-- Begin --

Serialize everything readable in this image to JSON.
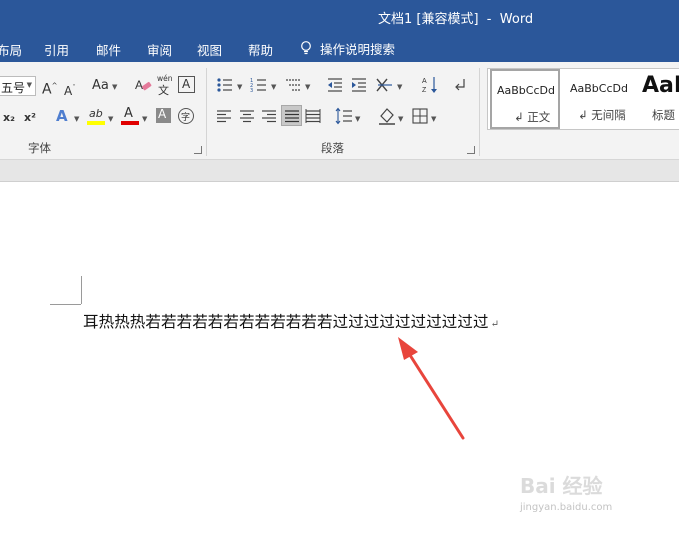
{
  "window": {
    "title": "文档1 [兼容模式]  -  Word"
  },
  "tabs": [
    {
      "label": "布局"
    },
    {
      "label": "引用"
    },
    {
      "label": "邮件"
    },
    {
      "label": "审阅"
    },
    {
      "label": "视图"
    },
    {
      "label": "帮助"
    }
  ],
  "tell_me": {
    "label": "操作说明搜索"
  },
  "font_group": {
    "label": "字体",
    "size_value": "五号",
    "case_label": "Aa",
    "phonetic_label": "wén",
    "phonetic_char": "文",
    "border_char_label": "A",
    "enclose_label": "字",
    "subscript": "x₂",
    "superscript": "x²",
    "effects_label": "A",
    "font_color_label": "A",
    "highlight_label": "ab",
    "shading_label": "A"
  },
  "paragraph_group": {
    "label": "段落"
  },
  "styles": [
    {
      "sample": "AaBbCcDd",
      "name": "正文",
      "selected": true
    },
    {
      "sample": "AaBbCcDd",
      "name": "无间隔",
      "selected": false
    },
    {
      "sample": "AaB",
      "name": "标题",
      "selected": false
    }
  ],
  "document": {
    "text": "耳热热热若若若若若若若若若若若若过过过过过过过过过过",
    "paragraph_mark": "↵"
  },
  "watermark": {
    "main": "Bai 经验",
    "sub": "jingyan.baidu.com"
  },
  "colors": {
    "titlebar": "#2b579a",
    "ribbon": "#f3f3f3",
    "arrow": "#e8453c",
    "font_color_bar": "#e00000",
    "highlight_bar": "#ffff00"
  }
}
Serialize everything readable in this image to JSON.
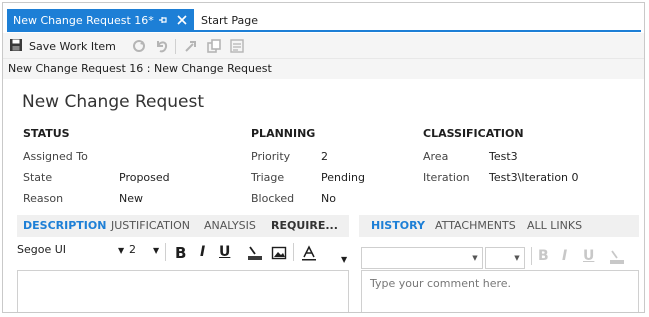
{
  "tabs": {
    "active_label": "New Change Request 16*",
    "inactive_label": "Start Page"
  },
  "toolbar": {
    "save_label": "Save Work Item"
  },
  "breadcrumb": "New Change Request 16 : New Change Request",
  "form": {
    "title": "New Change Request",
    "status": {
      "heading": "STATUS",
      "fields": [
        {
          "label": "Assigned To",
          "value": ""
        },
        {
          "label": "State",
          "value": "Proposed"
        },
        {
          "label": "Reason",
          "value": "New"
        }
      ]
    },
    "planning": {
      "heading": "PLANNING",
      "fields": [
        {
          "label": "Priority",
          "value": "2"
        },
        {
          "label": "Triage",
          "value": "Pending"
        },
        {
          "label": "Blocked",
          "value": "No"
        }
      ]
    },
    "classification": {
      "heading": "CLASSIFICATION",
      "fields": [
        {
          "label": "Area",
          "value": "Test3"
        },
        {
          "label": "Iteration",
          "value": "Test3\\Iteration 0"
        }
      ]
    }
  },
  "left_tabs": [
    "DESCRIPTION",
    "JUSTIFICATION",
    "ANALYSIS",
    "REQUIRE..."
  ],
  "right_tabs": [
    "HISTORY",
    "ATTACHMENTS",
    "ALL LINKS"
  ],
  "rich_text": {
    "font": "Segoe UI",
    "size": "2"
  },
  "comment_placeholder": "Type your comment here.",
  "colors": {
    "accent": "#1d7fd6",
    "toolbar_bg": "#f5f5f5"
  }
}
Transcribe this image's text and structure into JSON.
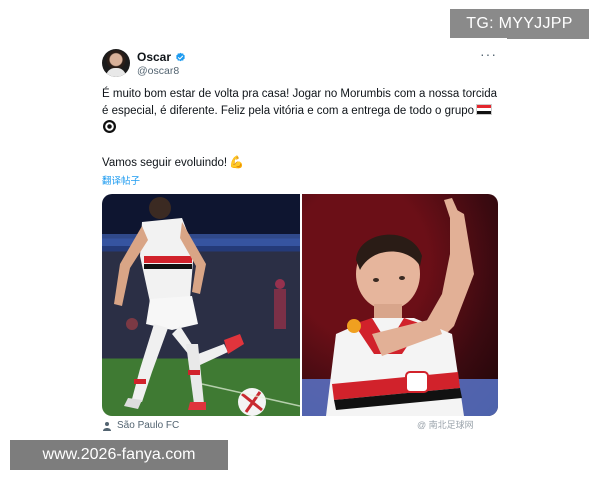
{
  "overlay": {
    "tg_label": "TG: MYYJJPP",
    "domain_label": "www.2026-fanya.com"
  },
  "tweet": {
    "display_name": "Oscar",
    "handle": "@oscar8",
    "paragraph_1": "É muito bom estar de volta pra casa! Jogar no Morumbis com a nossa torcida é especial, é diferente. Feliz pela vitória e com a entrega de todo o grupo",
    "paragraph_2": "Vamos seguir evoluindo!",
    "translate_label": "翻译帖子",
    "more_label": "···",
    "verified_color": "#1d9bf0",
    "image_source": "São Paulo FC",
    "watermark": "@ 南北足球网"
  },
  "icons": {
    "verified": "verified-badge-icon",
    "more": "more-options-icon",
    "flag": "flag-emoji-icon",
    "ball": "soccer-ball-emoji-icon",
    "muscle": "flexed-biceps-emoji-icon",
    "user": "user-icon"
  }
}
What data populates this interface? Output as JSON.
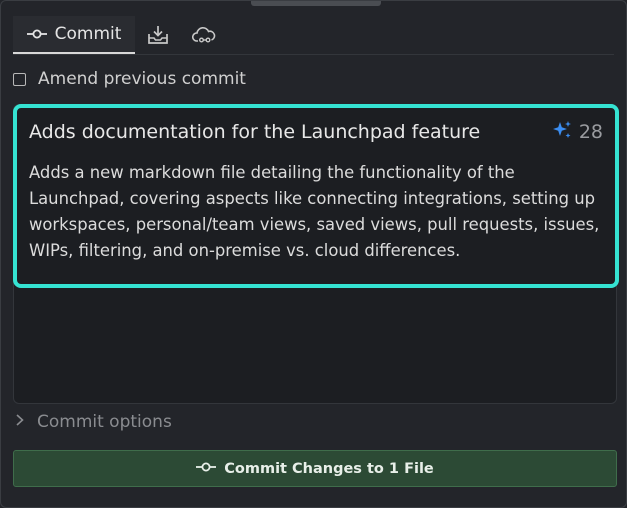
{
  "tabs": {
    "commit_label": "Commit",
    "icons": [
      "commit-icon",
      "stash-icon",
      "cloud-patch-icon"
    ]
  },
  "amend": {
    "label": "Amend previous commit",
    "checked": false
  },
  "message": {
    "summary": "Adds documentation for the Launchpad feature",
    "char_count": "28",
    "description": "Adds a new markdown file detailing the functionality of the Launchpad, covering aspects like connecting integrations, setting up workspaces, personal/team views, saved views, pull requests, issues, WIPs, filtering, and on-premise vs. cloud differences."
  },
  "options": {
    "label": "Commit options"
  },
  "commit_button": {
    "label": "Commit Changes to 1 File"
  },
  "colors": {
    "highlight_border": "#35e3d2",
    "commit_button_bg": "#2c4a35",
    "sparkle": "#3b8df0"
  }
}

-- End --

**Set task**
In this exercise, set down all of the data exactly, without the pictures.

**Exercise solution**
Serialize everything readable in this image to JSON.
{
  "window": {
    "title": "文档1 [兼容模式]  -  Word"
  },
  "tabs": [
    {
      "label": "布局"
    },
    {
      "label": "引用"
    },
    {
      "label": "邮件"
    },
    {
      "label": "审阅"
    },
    {
      "label": "视图"
    },
    {
      "label": "帮助"
    }
  ],
  "tell_me": {
    "label": "操作说明搜索"
  },
  "font_group": {
    "label": "字体",
    "size_value": "五号",
    "case_label": "Aa",
    "phonetic_label": "wén",
    "phonetic_char": "文",
    "border_char_label": "A",
    "enclose_label": "字",
    "subscript": "x₂",
    "superscript": "x²",
    "effects_label": "A",
    "font_color_label": "A",
    "highlight_label": "ab",
    "shading_label": "A"
  },
  "paragraph_group": {
    "label": "段落"
  },
  "styles": [
    {
      "sample": "AaBbCcDd",
      "name": "正文",
      "selected": true
    },
    {
      "sample": "AaBbCcDd",
      "name": "无间隔",
      "selected": false
    },
    {
      "sample": "AaB",
      "name": "标题",
      "selected": false
    }
  ],
  "document": {
    "text": "耳热热热若若若若若若若若若若若若过过过过过过过过过过",
    "paragraph_mark": "↵"
  },
  "watermark": {
    "main": "Bai 经验",
    "sub": "jingyan.baidu.com"
  },
  "colors": {
    "titlebar": "#2b579a",
    "ribbon": "#f3f3f3",
    "arrow": "#e8453c",
    "font_color_bar": "#e00000",
    "highlight_bar": "#ffff00"
  }
}
Serialize everything readable in this image to JSON.
{
  "tabs": {
    "active_label": "New Change Request 16*",
    "inactive_label": "Start Page"
  },
  "toolbar": {
    "save_label": "Save Work Item"
  },
  "breadcrumb": "New Change Request 16 : New Change Request",
  "form": {
    "title": "New Change Request",
    "status": {
      "heading": "STATUS",
      "fields": [
        {
          "label": "Assigned To",
          "value": ""
        },
        {
          "label": "State",
          "value": "Proposed"
        },
        {
          "label": "Reason",
          "value": "New"
        }
      ]
    },
    "planning": {
      "heading": "PLANNING",
      "fields": [
        {
          "label": "Priority",
          "value": "2"
        },
        {
          "label": "Triage",
          "value": "Pending"
        },
        {
          "label": "Blocked",
          "value": "No"
        }
      ]
    },
    "classification": {
      "heading": "CLASSIFICATION",
      "fields": [
        {
          "label": "Area",
          "value": "Test3"
        },
        {
          "label": "Iteration",
          "value": "Test3\\Iteration 0"
        }
      ]
    }
  },
  "left_tabs": [
    "DESCRIPTION",
    "JUSTIFICATION",
    "ANALYSIS",
    "REQUIRE..."
  ],
  "right_tabs": [
    "HISTORY",
    "ATTACHMENTS",
    "ALL LINKS"
  ],
  "rich_text": {
    "font": "Segoe UI",
    "size": "2"
  },
  "comment_placeholder": "Type your comment here.",
  "colors": {
    "accent": "#1d7fd6",
    "toolbar_bg": "#f5f5f5"
  }
}
Transcribe this image's text and structure into JSON.
{
  "overlay": {
    "tg_label": "TG: MYYJJPP",
    "domain_label": "www.2026-fanya.com"
  },
  "tweet": {
    "display_name": "Oscar",
    "handle": "@oscar8",
    "paragraph_1": "É muito bom estar de volta pra casa! Jogar no Morumbis com a nossa torcida é especial, é diferente. Feliz pela vitória e com a entrega de todo o grupo",
    "paragraph_2": "Vamos seguir evoluindo!",
    "translate_label": "翻译帖子",
    "more_label": "···",
    "verified_color": "#1d9bf0",
    "image_source": "São Paulo FC",
    "watermark": "@ 南北足球网"
  },
  "icons": {
    "verified": "verified-badge-icon",
    "more": "more-options-icon",
    "flag": "flag-emoji-icon",
    "ball": "soccer-ball-emoji-icon",
    "muscle": "flexed-biceps-emoji-icon",
    "user": "user-icon"
  }
}
What data populates this interface? Output as JSON.
{
  "tabs": {
    "commit_label": "Commit",
    "icons": [
      "commit-icon",
      "stash-icon",
      "cloud-patch-icon"
    ]
  },
  "amend": {
    "label": "Amend previous commit",
    "checked": false
  },
  "message": {
    "summary": "Adds documentation for the Launchpad feature",
    "char_count": "28",
    "description": "Adds a new markdown file detailing the functionality of the Launchpad, covering aspects like connecting integrations, setting up workspaces, personal/team views, saved views, pull requests, issues, WIPs, filtering, and on-premise vs. cloud differences."
  },
  "options": {
    "label": "Commit options"
  },
  "commit_button": {
    "label": "Commit Changes to 1 File"
  },
  "colors": {
    "highlight_border": "#35e3d2",
    "commit_button_bg": "#2c4a35",
    "sparkle": "#3b8df0"
  }
}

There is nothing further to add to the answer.